#### Rows

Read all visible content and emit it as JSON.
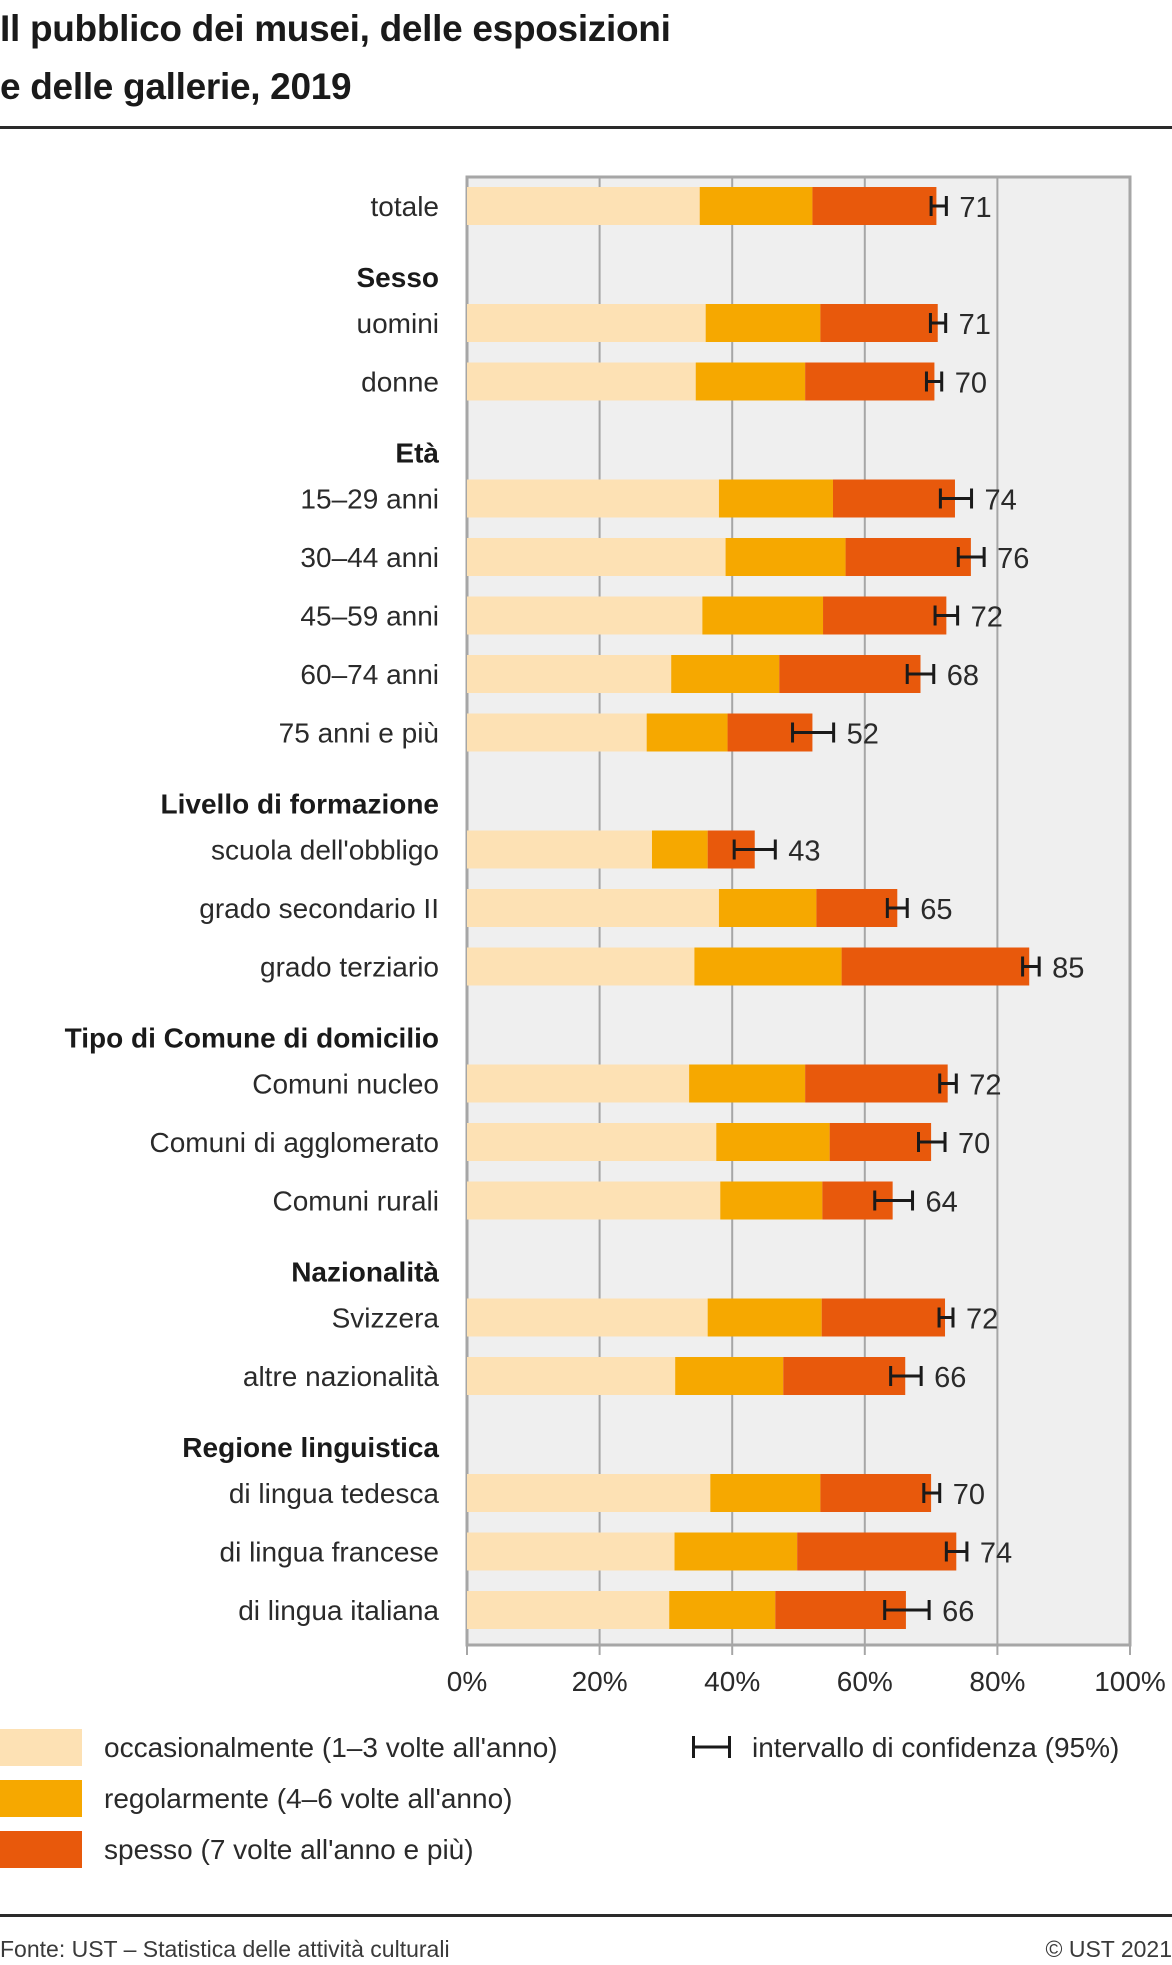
{
  "title_lines": [
    "Il pubblico dei musei, delle esposizioni",
    "e delle gallerie, 2019"
  ],
  "colors": {
    "occasionally": "#fde1b4",
    "regularly": "#f6a800",
    "often": "#e8590c",
    "plot_background": "#efefef",
    "grid": "#a6a6a6",
    "error_bar": "#1a1a1a"
  },
  "legend": {
    "items": [
      {
        "label": "occasionalmente (1–3 volte all'anno)",
        "key": "occasionally"
      },
      {
        "label": "regolarmente (4–6 volte all'anno)",
        "key": "regularly"
      },
      {
        "label": "spesso (7 volte all'anno e più)",
        "key": "often"
      }
    ],
    "ci_label": "intervallo di confidenza (95%)"
  },
  "footer": {
    "source": "Fonte: UST – Statistica delle attività culturali",
    "copyright": "© UST 2021"
  },
  "chart_data": {
    "type": "bar",
    "orientation": "horizontal",
    "stacked": true,
    "title": "Il pubblico dei musei, delle esposizioni e delle gallerie, 2019",
    "xlabel": "",
    "ylabel": "",
    "xlim": [
      0,
      100
    ],
    "x_ticks": [
      "0%",
      "20%",
      "40%",
      "60%",
      "80%",
      "100%"
    ],
    "grid": true,
    "legend_position": "bottom",
    "series_names": [
      "occasionalmente (1–3 volte all'anno)",
      "regolarmente (4–6 volte all'anno)",
      "spesso (7 volte all'anno e più)"
    ],
    "rows": [
      {
        "kind": "bar",
        "label": "totale",
        "values": [
          35.1,
          17.0,
          18.7
        ],
        "total_label": "71",
        "ci": [
          70.0,
          72.3
        ]
      },
      {
        "kind": "header",
        "label": "Sesso"
      },
      {
        "kind": "bar",
        "label": "uomini",
        "values": [
          36.0,
          17.3,
          17.7
        ],
        "total_label": "71",
        "ci": [
          69.9,
          72.2
        ]
      },
      {
        "kind": "bar",
        "label": "donne",
        "values": [
          34.5,
          16.5,
          19.5
        ],
        "total_label": "70",
        "ci": [
          69.3,
          71.6
        ]
      },
      {
        "kind": "header",
        "label": "Età"
      },
      {
        "kind": "bar",
        "label": "15–29 anni",
        "values": [
          38.0,
          17.2,
          18.4
        ],
        "total_label": "74",
        "ci": [
          71.4,
          76.1
        ]
      },
      {
        "kind": "bar",
        "label": "30–44 anni",
        "values": [
          39.0,
          18.1,
          18.9
        ],
        "total_label": "76",
        "ci": [
          74.1,
          78.0
        ]
      },
      {
        "kind": "bar",
        "label": "45–59 anni",
        "values": [
          35.5,
          18.2,
          18.6
        ],
        "total_label": "72",
        "ci": [
          70.6,
          74.0
        ]
      },
      {
        "kind": "bar",
        "label": "60–74 anni",
        "values": [
          30.8,
          16.3,
          21.3
        ],
        "total_label": "68",
        "ci": [
          66.4,
          70.4
        ]
      },
      {
        "kind": "bar",
        "label": "75 anni e più",
        "values": [
          27.1,
          12.2,
          12.8
        ],
        "total_label": "52",
        "ci": [
          49.1,
          55.3
        ]
      },
      {
        "kind": "header",
        "label": "Livello di formazione"
      },
      {
        "kind": "bar",
        "label": "scuola dell'obbligo",
        "values": [
          27.9,
          8.4,
          7.1
        ],
        "total_label": "43",
        "ci": [
          40.3,
          46.5
        ]
      },
      {
        "kind": "bar",
        "label": "grado secondario II",
        "values": [
          38.0,
          14.7,
          12.2
        ],
        "total_label": "65",
        "ci": [
          63.4,
          66.4
        ]
      },
      {
        "kind": "bar",
        "label": "grado terziario",
        "values": [
          34.3,
          22.2,
          28.3
        ],
        "total_label": "85",
        "ci": [
          83.8,
          86.3
        ]
      },
      {
        "kind": "header",
        "label": "Tipo di Comune di domicilio"
      },
      {
        "kind": "bar",
        "label": "Comuni nucleo",
        "values": [
          33.5,
          17.5,
          21.5
        ],
        "total_label": "72",
        "ci": [
          71.3,
          73.8
        ]
      },
      {
        "kind": "bar",
        "label": "Comuni di agglomerato",
        "values": [
          37.6,
          17.1,
          15.3
        ],
        "total_label": "70",
        "ci": [
          68.1,
          72.1
        ]
      },
      {
        "kind": "bar",
        "label": "Comuni rurali",
        "values": [
          38.2,
          15.4,
          10.6
        ],
        "total_label": "64",
        "ci": [
          61.5,
          67.2
        ]
      },
      {
        "kind": "header",
        "label": "Nazionalità"
      },
      {
        "kind": "bar",
        "label": "Svizzera",
        "values": [
          36.3,
          17.2,
          18.6
        ],
        "total_label": "72",
        "ci": [
          71.2,
          73.3
        ]
      },
      {
        "kind": "bar",
        "label": "altre nazionalità",
        "values": [
          31.4,
          16.3,
          18.4
        ],
        "total_label": "66",
        "ci": [
          63.9,
          68.5
        ]
      },
      {
        "kind": "header",
        "label": "Regione linguistica"
      },
      {
        "kind": "bar",
        "label": "di lingua tedesca",
        "values": [
          36.7,
          16.6,
          16.7
        ],
        "total_label": "70",
        "ci": [
          68.9,
          71.3
        ]
      },
      {
        "kind": "bar",
        "label": "di lingua francese",
        "values": [
          31.3,
          18.5,
          24.0
        ],
        "total_label": "74",
        "ci": [
          72.3,
          75.4
        ]
      },
      {
        "kind": "bar",
        "label": "di lingua italiana",
        "values": [
          30.5,
          16.0,
          19.7
        ],
        "total_label": "66",
        "ci": [
          63.0,
          69.7
        ]
      }
    ]
  }
}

########

• **Your task**
All entries are to be retyped exactly. Omit any embedded images.

• **Completed exercise**
Read all visible content and emit it as JSON.
{
  "title_lines": [
    "Il pubblico dei musei, delle esposizioni",
    "e delle gallerie, 2019"
  ],
  "colors": {
    "occasionally": "#fde1b4",
    "regularly": "#f6a800",
    "often": "#e8590c",
    "plot_background": "#efefef",
    "grid": "#a6a6a6",
    "error_bar": "#1a1a1a"
  },
  "legend": {
    "items": [
      {
        "label": "occasionalmente (1–3 volte all'anno)",
        "key": "occasionally"
      },
      {
        "label": "regolarmente (4–6 volte all'anno)",
        "key": "regularly"
      },
      {
        "label": "spesso (7 volte all'anno e più)",
        "key": "often"
      }
    ],
    "ci_label": "intervallo di confidenza (95%)"
  },
  "footer": {
    "source": "Fonte: UST – Statistica delle attività culturali",
    "copyright": "© UST 2021"
  },
  "chart_data": {
    "type": "bar",
    "orientation": "horizontal",
    "stacked": true,
    "title": "Il pubblico dei musei, delle esposizioni e delle gallerie, 2019",
    "xlabel": "",
    "ylabel": "",
    "xlim": [
      0,
      100
    ],
    "x_ticks": [
      "0%",
      "20%",
      "40%",
      "60%",
      "80%",
      "100%"
    ],
    "grid": true,
    "legend_position": "bottom",
    "series_names": [
      "occasionalmente (1–3 volte all'anno)",
      "regolarmente (4–6 volte all'anno)",
      "spesso (7 volte all'anno e più)"
    ],
    "rows": [
      {
        "kind": "bar",
        "label": "totale",
        "values": [
          35.1,
          17.0,
          18.7
        ],
        "total_label": "71",
        "ci": [
          70.0,
          72.3
        ]
      },
      {
        "kind": "header",
        "label": "Sesso"
      },
      {
        "kind": "bar",
        "label": "uomini",
        "values": [
          36.0,
          17.3,
          17.7
        ],
        "total_label": "71",
        "ci": [
          69.9,
          72.2
        ]
      },
      {
        "kind": "bar",
        "label": "donne",
        "values": [
          34.5,
          16.5,
          19.5
        ],
        "total_label": "70",
        "ci": [
          69.3,
          71.6
        ]
      },
      {
        "kind": "header",
        "label": "Età"
      },
      {
        "kind": "bar",
        "label": "15–29 anni",
        "values": [
          38.0,
          17.2,
          18.4
        ],
        "total_label": "74",
        "ci": [
          71.4,
          76.1
        ]
      },
      {
        "kind": "bar",
        "label": "30–44 anni",
        "values": [
          39.0,
          18.1,
          18.9
        ],
        "total_label": "76",
        "ci": [
          74.1,
          78.0
        ]
      },
      {
        "kind": "bar",
        "label": "45–59 anni",
        "values": [
          35.5,
          18.2,
          18.6
        ],
        "total_label": "72",
        "ci": [
          70.6,
          74.0
        ]
      },
      {
        "kind": "bar",
        "label": "60–74 anni",
        "values": [
          30.8,
          16.3,
          21.3
        ],
        "total_label": "68",
        "ci": [
          66.4,
          70.4
        ]
      },
      {
        "kind": "bar",
        "label": "75 anni e più",
        "values": [
          27.1,
          12.2,
          12.8
        ],
        "total_label": "52",
        "ci": [
          49.1,
          55.3
        ]
      },
      {
        "kind": "header",
        "label": "Livello di formazione"
      },
      {
        "kind": "bar",
        "label": "scuola dell'obbligo",
        "values": [
          27.9,
          8.4,
          7.1
        ],
        "total_label": "43",
        "ci": [
          40.3,
          46.5
        ]
      },
      {
        "kind": "bar",
        "label": "grado secondario II",
        "values": [
          38.0,
          14.7,
          12.2
        ],
        "total_label": "65",
        "ci": [
          63.4,
          66.4
        ]
      },
      {
        "kind": "bar",
        "label": "grado terziario",
        "values": [
          34.3,
          22.2,
          28.3
        ],
        "total_label": "85",
        "ci": [
          83.8,
          86.3
        ]
      },
      {
        "kind": "header",
        "label": "Tipo di Comune di domicilio"
      },
      {
        "kind": "bar",
        "label": "Comuni nucleo",
        "values": [
          33.5,
          17.5,
          21.5
        ],
        "total_label": "72",
        "ci": [
          71.3,
          73.8
        ]
      },
      {
        "kind": "bar",
        "label": "Comuni di agglomerato",
        "values": [
          37.6,
          17.1,
          15.3
        ],
        "total_label": "70",
        "ci": [
          68.1,
          72.1
        ]
      },
      {
        "kind": "bar",
        "label": "Comuni rurali",
        "values": [
          38.2,
          15.4,
          10.6
        ],
        "total_label": "64",
        "ci": [
          61.5,
          67.2
        ]
      },
      {
        "kind": "header",
        "label": "Nazionalità"
      },
      {
        "kind": "bar",
        "label": "Svizzera",
        "values": [
          36.3,
          17.2,
          18.6
        ],
        "total_label": "72",
        "ci": [
          71.2,
          73.3
        ]
      },
      {
        "kind": "bar",
        "label": "altre nazionalità",
        "values": [
          31.4,
          16.3,
          18.4
        ],
        "total_label": "66",
        "ci": [
          63.9,
          68.5
        ]
      },
      {
        "kind": "header",
        "label": "Regione linguistica"
      },
      {
        "kind": "bar",
        "label": "di lingua tedesca",
        "values": [
          36.7,
          16.6,
          16.7
        ],
        "total_label": "70",
        "ci": [
          68.9,
          71.3
        ]
      },
      {
        "kind": "bar",
        "label": "di lingua francese",
        "values": [
          31.3,
          18.5,
          24.0
        ],
        "total_label": "74",
        "ci": [
          72.3,
          75.4
        ]
      },
      {
        "kind": "bar",
        "label": "di lingua italiana",
        "values": [
          30.5,
          16.0,
          19.7
        ],
        "total_label": "66",
        "ci": [
          63.0,
          69.7
        ]
      }
    ]
  }
}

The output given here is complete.